[START]

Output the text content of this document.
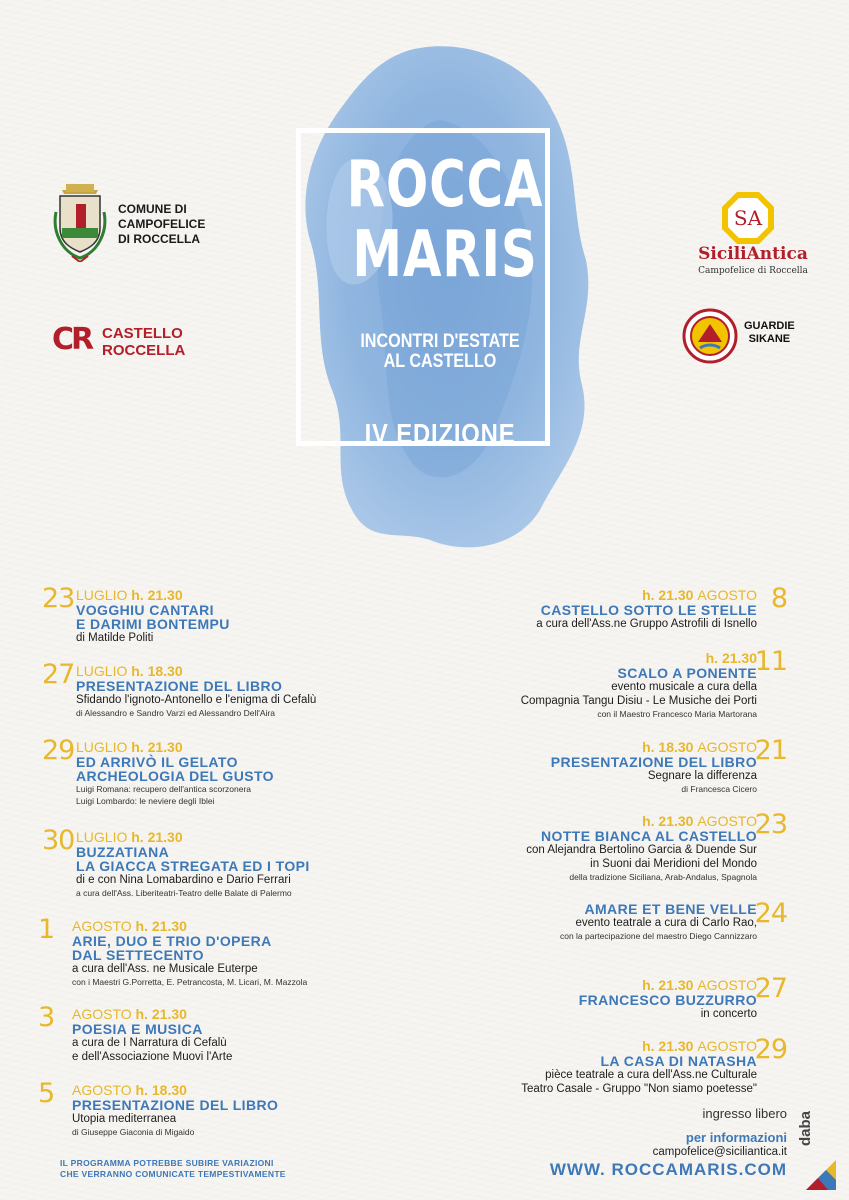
ROCCA
MARIS
INCONTRI D'ESTATE
AL CASTELLO
IV EDIZIONE
COMUNE DI
CAMPOFELICE
DI ROCCELLA
CR CASTELLO
ROCCELLA
SA
SiciliAntica
Campofelice di Roccella
GUARDIE
SIKANE
23 LUGLIO h. 21.30
VOGGHIU CANTARI
E DARIMI BONTEMPU
di Matilde Politi
27 LUGLIO h. 18.30
PRESENTAZIONE DEL LIBRO
Sfidando l'ignoto-Antonello e l'enigma di Cefalù
di Alessandro e Sandro Varzi ed Alessandro Dell'Aira
29 LUGLIO h. 21.30
ED ARRIVÒ IL GELATO
ARCHEOLOGIA DEL GUSTO
Luigi Romana: recupero dell'antica scorzonera
Luigi Lombardo: le neviere degli Iblei
30 LUGLIO h. 21.30
BUZZATIANA
LA GIACCA STREGATA ED I TOPI
di e con Nina Lomabardino e Dario Ferrari
a cura dell'Ass. Liberiteatri-Teatro delle Balate di Palermo
1 AGOSTO h. 21.30
ARIE, DUO E TRIO D'OPERA
DAL SETTECENTO
a cura dell'Ass. ne Musicale Euterpe
con i Maestri G.Porretta, E. Petrancosta, M. Licari, M. Mazzola
3 AGOSTO h. 21.30
POESIA E MUSICA
a cura de I Narratura di Cefalù
e dell'Associazione Muovi l'Arte
5 AGOSTO h. 18.30
PRESENTAZIONE DEL LIBRO
Utopia mediterranea
di Giuseppe Giaconia di Migaido
8
h. 21.30 AGOSTO
CASTELLO SOTTO LE STELLE
a cura dell'Ass.ne Gruppo Astrofili di Isnello
11
h. 21.30
SCALO A PONENTE
evento musicale a cura della
Compagnia Tangu Disiu - Le Musiche dei Porti
con il Maestro Francesco Maria Martorana
21
h. 18.30 AGOSTO
PRESENTAZIONE DEL LIBRO
Segnare la differenza
di Francesca Cicero
23
h. 21.30 AGOSTO
NOTTE BIANCA AL CASTELLO
con Alejandra Bertolino Garcia & Duende Sur
in Suoni dai Meridioni del Mondo
della tradizione Siciliana, Arab-Andalus, Spagnola
24
AMARE ET BENE VELLE
evento teatrale a cura di Carlo Rao,
con la partecipazione del maestro Diego Cannizzaro
27
h. 21.30 AGOSTO
FRANCESCO BUZZURRO
in concerto
29
h. 21.30 AGOSTO
LA CASA DI NATASHA
pièce teatrale a cura dell'Ass.ne Culturale
Teatro Casale - Gruppo "Non siamo poetesse"
IL PROGRAMMA POTREBBE SUBIRE VARIAZIONI
CHE VERRANNO COMUNICATE TEMPESTIVAMENTE
ingresso libero
per informazioni
campofelice@siciliantica.it
WWW. ROCCAMARIS.COM
daba
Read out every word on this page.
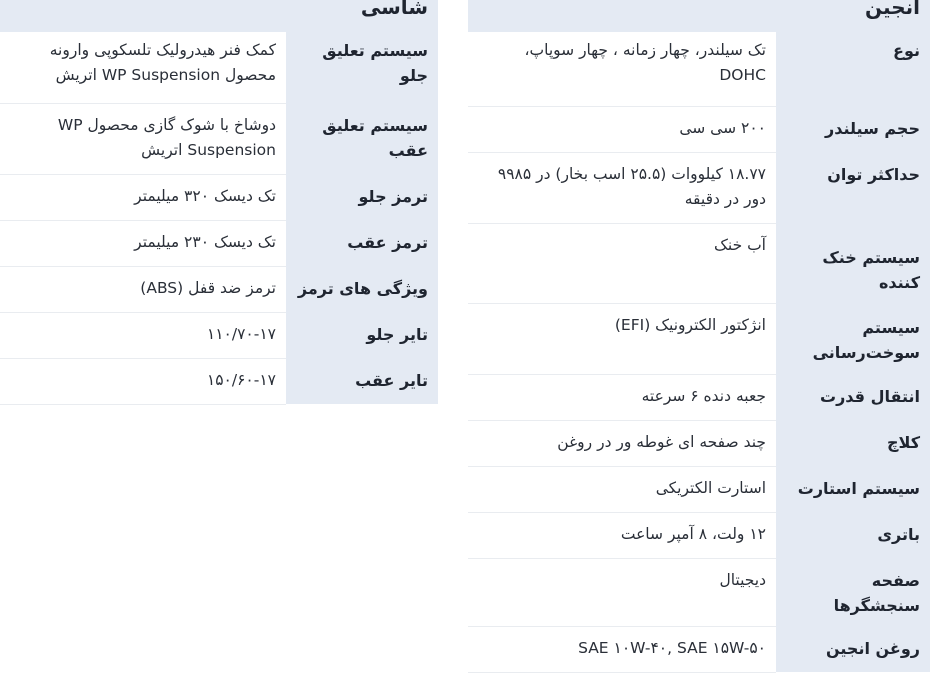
انجین
نوع	تک سیلندر، چهار زمانه ، چهار سوپاپ، DOHC
حجم سیلندر	۲۰۰ سی سی
حداکثر توان	۱۸.۷۷ کیلووات (۲۵.۵ اسب بخار) در ۹۹۸۵ دور در دقیقه
سیستم خنک کننده	آب خنک
سیستم سوخت‌رسانی	انژکتور الکترونیک (EFI)
انتقال قدرت	جعبه دنده ۶ سرعته
کلاچ	چند صفحه ای غوطه ور در روغن
سیستم استارت	استارت الکتریکی
باتری	۱۲ ولت، ۸ آمپر ساعت
صفحه سنجشگرها	دیجیتال
روغن انجین	SAE ۱۰W-۴۰, SAE ۱۵W-۵۰
شاسی
سیستم تعلیق جلو	کمک فنر هیدرولیک تلسکوپی وارونه محصول WP Suspension اتریش
سیستم تعلیق عقب	دوشاخ با شوک گازی محصول WP Suspension اتریش
ترمز جلو	تک دیسک ۳۲۰ میلیمتر
ترمز عقب	تک دیسک ۲۳۰ میلیمتر
ویژگی های ترمز	ترمز ضد قفل (ABS)
تایر جلو	۱۱۰/۷۰-۱۷
تایر عقب	۱۵۰/۶۰-۱۷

[END]

* _Aim_
Isolate each line of the listing above that includes "Luigi". Copy it.

* _Written answer_
Luigi Romana: recupero dell'antica scorzonera
Luigi Lombardo: le neviere degli Iblei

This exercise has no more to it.